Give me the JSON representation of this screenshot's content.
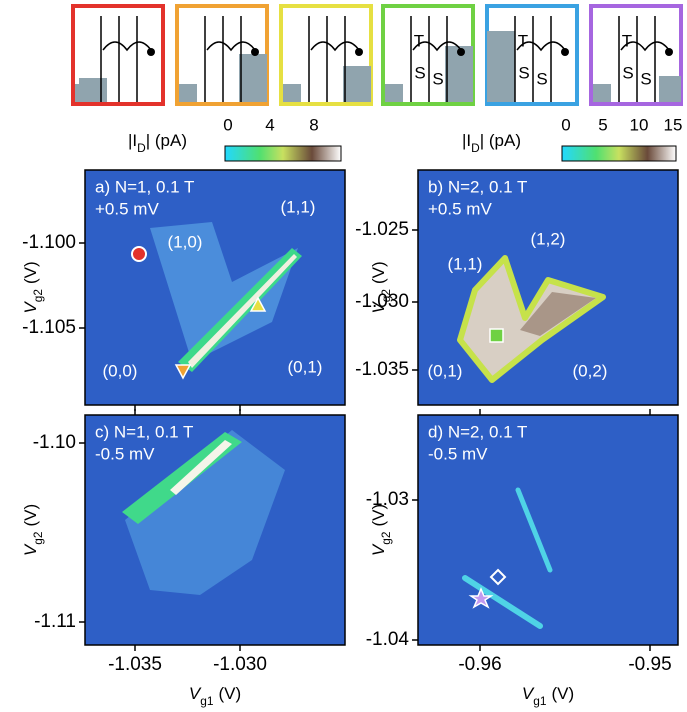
{
  "insets": [
    {
      "color": "#e3322b",
      "labels": []
    },
    {
      "color": "#f0a233",
      "labels": []
    },
    {
      "color": "#e6e042",
      "labels": []
    },
    {
      "color": "#6fd143",
      "labels": [
        "T",
        "S",
        "S"
      ]
    },
    {
      "color": "#3aa2e2",
      "labels": [
        "T",
        "S",
        "S"
      ]
    },
    {
      "color": "#a666e0",
      "labels": [
        "T",
        "S",
        "S"
      ]
    }
  ],
  "colorbars": [
    {
      "label": {
        "before": "|I",
        "sub": "D",
        "after": "| (pA)"
      },
      "ticks": [
        "0",
        "4",
        "8"
      ]
    },
    {
      "label": {
        "before": "|I",
        "sub": "D",
        "after": "| (pA)"
      },
      "ticks": [
        "0",
        "5",
        "10",
        "15"
      ]
    }
  ],
  "panels": [
    {
      "title": "a) N=1, 0.1 T",
      "bias": "+0.5 mV",
      "yticks": [
        "-1.100",
        "-1.105"
      ],
      "ylabel": {
        "symbol": "V",
        "sub": "g2",
        "unit": "(V)"
      },
      "regions": [
        "(1,1)",
        "(1,0)",
        "(0,0)",
        "(0,1)"
      ]
    },
    {
      "title": "b) N=2, 0.1 T",
      "bias": "+0.5 mV",
      "yticks": [
        "-1.025",
        "-1.030",
        "-1.035"
      ],
      "ylabel": {
        "symbol": "V",
        "sub": "g2",
        "unit": "(V)"
      },
      "regions": [
        "(1,2)",
        "(1,1)",
        "(0,1)",
        "(0,2)"
      ]
    },
    {
      "title": "c) N=1, 0.1 T",
      "bias": "-0.5 mV",
      "yticks": [
        "-1.10",
        "-1.11"
      ],
      "ylabel": {
        "symbol": "V",
        "sub": "g2",
        "unit": "(V)"
      },
      "xticks": [
        "-1.035",
        "-1.030"
      ],
      "xlabel": {
        "symbol": "V",
        "sub": "g1",
        "unit": "(V)"
      }
    },
    {
      "title": "d) N=2, 0.1 T",
      "bias": "-0.5 mV",
      "yticks": [
        "-1.03",
        "-1.04"
      ],
      "ylabel": {
        "symbol": "V",
        "sub": "g2",
        "unit": "(V)"
      },
      "xticks": [
        "-0.96",
        "-0.95"
      ],
      "xlabel": {
        "symbol": "V",
        "sub": "g1",
        "unit": "(V)"
      }
    }
  ]
}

■ **Exercise**: Write out the records above exactly as they appear, leaving out any pictures.

■ **Output of the exercise**:
Give me the JSON representation of this screenshot's content.
{
  "insets": [
    {
      "color": "#e3322b",
      "labels": []
    },
    {
      "color": "#f0a233",
      "labels": []
    },
    {
      "color": "#e6e042",
      "labels": []
    },
    {
      "color": "#6fd143",
      "labels": [
        "T",
        "S",
        "S"
      ]
    },
    {
      "color": "#3aa2e2",
      "labels": [
        "T",
        "S",
        "S"
      ]
    },
    {
      "color": "#a666e0",
      "labels": [
        "T",
        "S",
        "S"
      ]
    }
  ],
  "colorbars": [
    {
      "label": {
        "before": "|I",
        "sub": "D",
        "after": "| (pA)"
      },
      "ticks": [
        "0",
        "4",
        "8"
      ]
    },
    {
      "label": {
        "before": "|I",
        "sub": "D",
        "after": "| (pA)"
      },
      "ticks": [
        "0",
        "5",
        "10",
        "15"
      ]
    }
  ],
  "panels": [
    {
      "title": "a) N=1, 0.1 T",
      "bias": "+0.5 mV",
      "yticks": [
        "-1.100",
        "-1.105"
      ],
      "ylabel": {
        "symbol": "V",
        "sub": "g2",
        "unit": "(V)"
      },
      "regions": [
        "(1,1)",
        "(1,0)",
        "(0,0)",
        "(0,1)"
      ]
    },
    {
      "title": "b) N=2, 0.1 T",
      "bias": "+0.5 mV",
      "yticks": [
        "-1.025",
        "-1.030",
        "-1.035"
      ],
      "ylabel": {
        "symbol": "V",
        "sub": "g2",
        "unit": "(V)"
      },
      "regions": [
        "(1,2)",
        "(1,1)",
        "(0,1)",
        "(0,2)"
      ]
    },
    {
      "title": "c) N=1, 0.1 T",
      "bias": "-0.5 mV",
      "yticks": [
        "-1.10",
        "-1.11"
      ],
      "ylabel": {
        "symbol": "V",
        "sub": "g2",
        "unit": "(V)"
      },
      "xticks": [
        "-1.035",
        "-1.030"
      ],
      "xlabel": {
        "symbol": "V",
        "sub": "g1",
        "unit": "(V)"
      }
    },
    {
      "title": "d) N=2, 0.1 T",
      "bias": "-0.5 mV",
      "yticks": [
        "-1.03",
        "-1.04"
      ],
      "ylabel": {
        "symbol": "V",
        "sub": "g2",
        "unit": "(V)"
      },
      "xticks": [
        "-0.96",
        "-0.95"
      ],
      "xlabel": {
        "symbol": "V",
        "sub": "g1",
        "unit": "(V)"
      }
    }
  ]
}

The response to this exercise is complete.